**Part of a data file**
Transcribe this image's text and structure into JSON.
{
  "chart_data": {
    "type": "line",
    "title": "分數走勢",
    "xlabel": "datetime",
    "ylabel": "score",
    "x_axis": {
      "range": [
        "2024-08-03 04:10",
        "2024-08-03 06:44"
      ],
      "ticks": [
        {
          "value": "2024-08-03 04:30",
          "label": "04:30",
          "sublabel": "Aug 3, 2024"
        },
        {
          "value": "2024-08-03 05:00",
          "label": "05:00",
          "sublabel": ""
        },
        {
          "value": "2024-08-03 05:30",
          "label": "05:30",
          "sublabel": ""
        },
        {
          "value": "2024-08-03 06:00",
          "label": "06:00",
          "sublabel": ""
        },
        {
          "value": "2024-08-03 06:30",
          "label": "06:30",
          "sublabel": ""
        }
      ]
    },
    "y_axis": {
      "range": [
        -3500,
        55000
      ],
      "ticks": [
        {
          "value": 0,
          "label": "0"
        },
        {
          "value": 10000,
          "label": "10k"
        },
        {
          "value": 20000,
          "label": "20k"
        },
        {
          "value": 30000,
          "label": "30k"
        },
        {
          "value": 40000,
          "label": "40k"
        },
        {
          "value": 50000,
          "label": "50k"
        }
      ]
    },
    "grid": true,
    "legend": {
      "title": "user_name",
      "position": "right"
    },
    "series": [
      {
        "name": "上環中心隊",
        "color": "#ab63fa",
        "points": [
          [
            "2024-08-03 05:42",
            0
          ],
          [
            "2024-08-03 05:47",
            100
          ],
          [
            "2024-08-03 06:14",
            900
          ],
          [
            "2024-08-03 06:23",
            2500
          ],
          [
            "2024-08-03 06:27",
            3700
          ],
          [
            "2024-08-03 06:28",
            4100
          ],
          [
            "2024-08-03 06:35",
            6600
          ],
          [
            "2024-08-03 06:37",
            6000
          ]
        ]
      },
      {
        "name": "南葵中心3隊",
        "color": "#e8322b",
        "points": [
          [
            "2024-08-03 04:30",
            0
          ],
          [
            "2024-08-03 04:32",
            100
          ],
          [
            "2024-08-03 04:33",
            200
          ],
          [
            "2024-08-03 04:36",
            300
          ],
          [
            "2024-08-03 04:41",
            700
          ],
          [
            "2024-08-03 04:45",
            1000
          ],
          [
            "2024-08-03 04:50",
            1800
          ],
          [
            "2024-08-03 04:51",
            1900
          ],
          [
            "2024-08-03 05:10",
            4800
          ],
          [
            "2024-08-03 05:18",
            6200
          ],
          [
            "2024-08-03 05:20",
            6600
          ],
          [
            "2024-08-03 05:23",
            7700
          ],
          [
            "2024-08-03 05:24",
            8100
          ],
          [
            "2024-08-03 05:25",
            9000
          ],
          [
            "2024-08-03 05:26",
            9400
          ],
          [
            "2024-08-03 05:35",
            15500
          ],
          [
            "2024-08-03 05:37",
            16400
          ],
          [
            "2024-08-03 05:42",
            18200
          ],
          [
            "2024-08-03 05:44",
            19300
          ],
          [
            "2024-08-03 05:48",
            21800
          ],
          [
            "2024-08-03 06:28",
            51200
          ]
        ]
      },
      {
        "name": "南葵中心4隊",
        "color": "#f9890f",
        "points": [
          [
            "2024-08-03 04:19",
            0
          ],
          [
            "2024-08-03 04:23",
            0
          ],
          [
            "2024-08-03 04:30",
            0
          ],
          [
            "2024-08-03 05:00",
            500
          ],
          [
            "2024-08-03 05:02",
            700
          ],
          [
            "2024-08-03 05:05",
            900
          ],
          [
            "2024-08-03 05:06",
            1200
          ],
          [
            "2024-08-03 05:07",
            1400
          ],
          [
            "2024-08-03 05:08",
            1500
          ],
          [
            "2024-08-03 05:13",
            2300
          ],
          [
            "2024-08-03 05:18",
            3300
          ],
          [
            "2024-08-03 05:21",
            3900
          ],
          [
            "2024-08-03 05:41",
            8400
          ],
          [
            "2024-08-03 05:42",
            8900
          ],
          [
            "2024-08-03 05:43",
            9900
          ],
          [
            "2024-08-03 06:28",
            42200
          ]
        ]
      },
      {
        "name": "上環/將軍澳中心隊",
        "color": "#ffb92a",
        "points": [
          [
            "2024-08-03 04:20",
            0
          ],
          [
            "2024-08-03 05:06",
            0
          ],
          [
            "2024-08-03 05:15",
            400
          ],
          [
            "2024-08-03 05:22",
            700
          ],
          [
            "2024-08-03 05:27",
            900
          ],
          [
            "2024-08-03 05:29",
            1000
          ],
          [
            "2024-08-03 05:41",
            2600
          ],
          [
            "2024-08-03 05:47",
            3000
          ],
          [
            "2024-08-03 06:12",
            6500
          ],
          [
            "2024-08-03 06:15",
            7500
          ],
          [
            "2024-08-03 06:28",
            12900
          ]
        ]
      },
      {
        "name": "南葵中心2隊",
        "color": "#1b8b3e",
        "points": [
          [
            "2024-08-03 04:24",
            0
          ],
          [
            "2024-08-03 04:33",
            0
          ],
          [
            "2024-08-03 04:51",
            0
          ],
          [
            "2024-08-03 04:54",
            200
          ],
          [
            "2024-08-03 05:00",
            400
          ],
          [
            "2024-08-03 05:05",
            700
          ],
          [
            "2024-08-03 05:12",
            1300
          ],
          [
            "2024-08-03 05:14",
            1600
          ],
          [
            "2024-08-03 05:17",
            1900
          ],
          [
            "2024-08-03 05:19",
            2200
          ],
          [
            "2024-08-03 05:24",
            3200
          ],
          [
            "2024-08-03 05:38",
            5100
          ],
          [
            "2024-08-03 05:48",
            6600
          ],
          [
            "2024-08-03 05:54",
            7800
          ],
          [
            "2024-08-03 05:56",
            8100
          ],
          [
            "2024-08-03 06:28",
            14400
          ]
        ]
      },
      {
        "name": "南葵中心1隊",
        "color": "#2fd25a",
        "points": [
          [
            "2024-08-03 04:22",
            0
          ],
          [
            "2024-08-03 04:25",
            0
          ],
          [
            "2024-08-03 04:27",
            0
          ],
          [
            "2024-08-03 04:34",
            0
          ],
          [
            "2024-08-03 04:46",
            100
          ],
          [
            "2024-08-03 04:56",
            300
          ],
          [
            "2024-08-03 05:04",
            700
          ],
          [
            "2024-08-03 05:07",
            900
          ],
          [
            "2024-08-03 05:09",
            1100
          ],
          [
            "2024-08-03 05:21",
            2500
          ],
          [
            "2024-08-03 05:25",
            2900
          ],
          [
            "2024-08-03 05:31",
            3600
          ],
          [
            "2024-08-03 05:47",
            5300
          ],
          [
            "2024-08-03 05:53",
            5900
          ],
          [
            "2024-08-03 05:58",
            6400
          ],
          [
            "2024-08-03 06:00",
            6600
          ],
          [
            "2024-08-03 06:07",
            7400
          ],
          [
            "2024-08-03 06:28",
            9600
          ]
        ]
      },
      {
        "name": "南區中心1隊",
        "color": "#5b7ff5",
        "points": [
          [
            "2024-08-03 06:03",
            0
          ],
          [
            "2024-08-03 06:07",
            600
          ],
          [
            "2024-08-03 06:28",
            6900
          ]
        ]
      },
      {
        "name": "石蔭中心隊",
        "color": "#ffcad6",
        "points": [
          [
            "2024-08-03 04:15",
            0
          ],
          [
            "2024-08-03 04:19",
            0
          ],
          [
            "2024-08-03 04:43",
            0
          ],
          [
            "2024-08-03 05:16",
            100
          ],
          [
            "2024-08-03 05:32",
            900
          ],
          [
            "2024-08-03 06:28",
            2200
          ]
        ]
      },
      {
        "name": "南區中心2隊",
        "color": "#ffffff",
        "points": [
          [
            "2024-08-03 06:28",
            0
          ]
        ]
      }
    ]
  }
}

**Directions**
Restate all of the entries above precisely.

**Written solution**
Transcribe this image's text and structure into JSON.
{
  "chart_data": {
    "type": "line",
    "title": "分數走勢",
    "xlabel": "datetime",
    "ylabel": "score",
    "x_axis": {
      "range": [
        "2024-08-03 04:10",
        "2024-08-03 06:44"
      ],
      "ticks": [
        {
          "value": "2024-08-03 04:30",
          "label": "04:30",
          "sublabel": "Aug 3, 2024"
        },
        {
          "value": "2024-08-03 05:00",
          "label": "05:00",
          "sublabel": ""
        },
        {
          "value": "2024-08-03 05:30",
          "label": "05:30",
          "sublabel": ""
        },
        {
          "value": "2024-08-03 06:00",
          "label": "06:00",
          "sublabel": ""
        },
        {
          "value": "2024-08-03 06:30",
          "label": "06:30",
          "sublabel": ""
        }
      ]
    },
    "y_axis": {
      "range": [
        -3500,
        55000
      ],
      "ticks": [
        {
          "value": 0,
          "label": "0"
        },
        {
          "value": 10000,
          "label": "10k"
        },
        {
          "value": 20000,
          "label": "20k"
        },
        {
          "value": 30000,
          "label": "30k"
        },
        {
          "value": 40000,
          "label": "40k"
        },
        {
          "value": 50000,
          "label": "50k"
        }
      ]
    },
    "grid": true,
    "legend": {
      "title": "user_name",
      "position": "right"
    },
    "series": [
      {
        "name": "上環中心隊",
        "color": "#ab63fa",
        "points": [
          [
            "2024-08-03 05:42",
            0
          ],
          [
            "2024-08-03 05:47",
            100
          ],
          [
            "2024-08-03 06:14",
            900
          ],
          [
            "2024-08-03 06:23",
            2500
          ],
          [
            "2024-08-03 06:27",
            3700
          ],
          [
            "2024-08-03 06:28",
            4100
          ],
          [
            "2024-08-03 06:35",
            6600
          ],
          [
            "2024-08-03 06:37",
            6000
          ]
        ]
      },
      {
        "name": "南葵中心3隊",
        "color": "#e8322b",
        "points": [
          [
            "2024-08-03 04:30",
            0
          ],
          [
            "2024-08-03 04:32",
            100
          ],
          [
            "2024-08-03 04:33",
            200
          ],
          [
            "2024-08-03 04:36",
            300
          ],
          [
            "2024-08-03 04:41",
            700
          ],
          [
            "2024-08-03 04:45",
            1000
          ],
          [
            "2024-08-03 04:50",
            1800
          ],
          [
            "2024-08-03 04:51",
            1900
          ],
          [
            "2024-08-03 05:10",
            4800
          ],
          [
            "2024-08-03 05:18",
            6200
          ],
          [
            "2024-08-03 05:20",
            6600
          ],
          [
            "2024-08-03 05:23",
            7700
          ],
          [
            "2024-08-03 05:24",
            8100
          ],
          [
            "2024-08-03 05:25",
            9000
          ],
          [
            "2024-08-03 05:26",
            9400
          ],
          [
            "2024-08-03 05:35",
            15500
          ],
          [
            "2024-08-03 05:37",
            16400
          ],
          [
            "2024-08-03 05:42",
            18200
          ],
          [
            "2024-08-03 05:44",
            19300
          ],
          [
            "2024-08-03 05:48",
            21800
          ],
          [
            "2024-08-03 06:28",
            51200
          ]
        ]
      },
      {
        "name": "南葵中心4隊",
        "color": "#f9890f",
        "points": [
          [
            "2024-08-03 04:19",
            0
          ],
          [
            "2024-08-03 04:23",
            0
          ],
          [
            "2024-08-03 04:30",
            0
          ],
          [
            "2024-08-03 05:00",
            500
          ],
          [
            "2024-08-03 05:02",
            700
          ],
          [
            "2024-08-03 05:05",
            900
          ],
          [
            "2024-08-03 05:06",
            1200
          ],
          [
            "2024-08-03 05:07",
            1400
          ],
          [
            "2024-08-03 05:08",
            1500
          ],
          [
            "2024-08-03 05:13",
            2300
          ],
          [
            "2024-08-03 05:18",
            3300
          ],
          [
            "2024-08-03 05:21",
            3900
          ],
          [
            "2024-08-03 05:41",
            8400
          ],
          [
            "2024-08-03 05:42",
            8900
          ],
          [
            "2024-08-03 05:43",
            9900
          ],
          [
            "2024-08-03 06:28",
            42200
          ]
        ]
      },
      {
        "name": "上環/將軍澳中心隊",
        "color": "#ffb92a",
        "points": [
          [
            "2024-08-03 04:20",
            0
          ],
          [
            "2024-08-03 05:06",
            0
          ],
          [
            "2024-08-03 05:15",
            400
          ],
          [
            "2024-08-03 05:22",
            700
          ],
          [
            "2024-08-03 05:27",
            900
          ],
          [
            "2024-08-03 05:29",
            1000
          ],
          [
            "2024-08-03 05:41",
            2600
          ],
          [
            "2024-08-03 05:47",
            3000
          ],
          [
            "2024-08-03 06:12",
            6500
          ],
          [
            "2024-08-03 06:15",
            7500
          ],
          [
            "2024-08-03 06:28",
            12900
          ]
        ]
      },
      {
        "name": "南葵中心2隊",
        "color": "#1b8b3e",
        "points": [
          [
            "2024-08-03 04:24",
            0
          ],
          [
            "2024-08-03 04:33",
            0
          ],
          [
            "2024-08-03 04:51",
            0
          ],
          [
            "2024-08-03 04:54",
            200
          ],
          [
            "2024-08-03 05:00",
            400
          ],
          [
            "2024-08-03 05:05",
            700
          ],
          [
            "2024-08-03 05:12",
            1300
          ],
          [
            "2024-08-03 05:14",
            1600
          ],
          [
            "2024-08-03 05:17",
            1900
          ],
          [
            "2024-08-03 05:19",
            2200
          ],
          [
            "2024-08-03 05:24",
            3200
          ],
          [
            "2024-08-03 05:38",
            5100
          ],
          [
            "2024-08-03 05:48",
            6600
          ],
          [
            "2024-08-03 05:54",
            7800
          ],
          [
            "2024-08-03 05:56",
            8100
          ],
          [
            "2024-08-03 06:28",
            14400
          ]
        ]
      },
      {
        "name": "南葵中心1隊",
        "color": "#2fd25a",
        "points": [
          [
            "2024-08-03 04:22",
            0
          ],
          [
            "2024-08-03 04:25",
            0
          ],
          [
            "2024-08-03 04:27",
            0
          ],
          [
            "2024-08-03 04:34",
            0
          ],
          [
            "2024-08-03 04:46",
            100
          ],
          [
            "2024-08-03 04:56",
            300
          ],
          [
            "2024-08-03 05:04",
            700
          ],
          [
            "2024-08-03 05:07",
            900
          ],
          [
            "2024-08-03 05:09",
            1100
          ],
          [
            "2024-08-03 05:21",
            2500
          ],
          [
            "2024-08-03 05:25",
            2900
          ],
          [
            "2024-08-03 05:31",
            3600
          ],
          [
            "2024-08-03 05:47",
            5300
          ],
          [
            "2024-08-03 05:53",
            5900
          ],
          [
            "2024-08-03 05:58",
            6400
          ],
          [
            "2024-08-03 06:00",
            6600
          ],
          [
            "2024-08-03 06:07",
            7400
          ],
          [
            "2024-08-03 06:28",
            9600
          ]
        ]
      },
      {
        "name": "南區中心1隊",
        "color": "#5b7ff5",
        "points": [
          [
            "2024-08-03 06:03",
            0
          ],
          [
            "2024-08-03 06:07",
            600
          ],
          [
            "2024-08-03 06:28",
            6900
          ]
        ]
      },
      {
        "name": "石蔭中心隊",
        "color": "#ffcad6",
        "points": [
          [
            "2024-08-03 04:15",
            0
          ],
          [
            "2024-08-03 04:19",
            0
          ],
          [
            "2024-08-03 04:43",
            0
          ],
          [
            "2024-08-03 05:16",
            100
          ],
          [
            "2024-08-03 05:32",
            900
          ],
          [
            "2024-08-03 06:28",
            2200
          ]
        ]
      },
      {
        "name": "南區中心2隊",
        "color": "#ffffff",
        "points": [
          [
            "2024-08-03 06:28",
            0
          ]
        ]
      }
    ]
  }
}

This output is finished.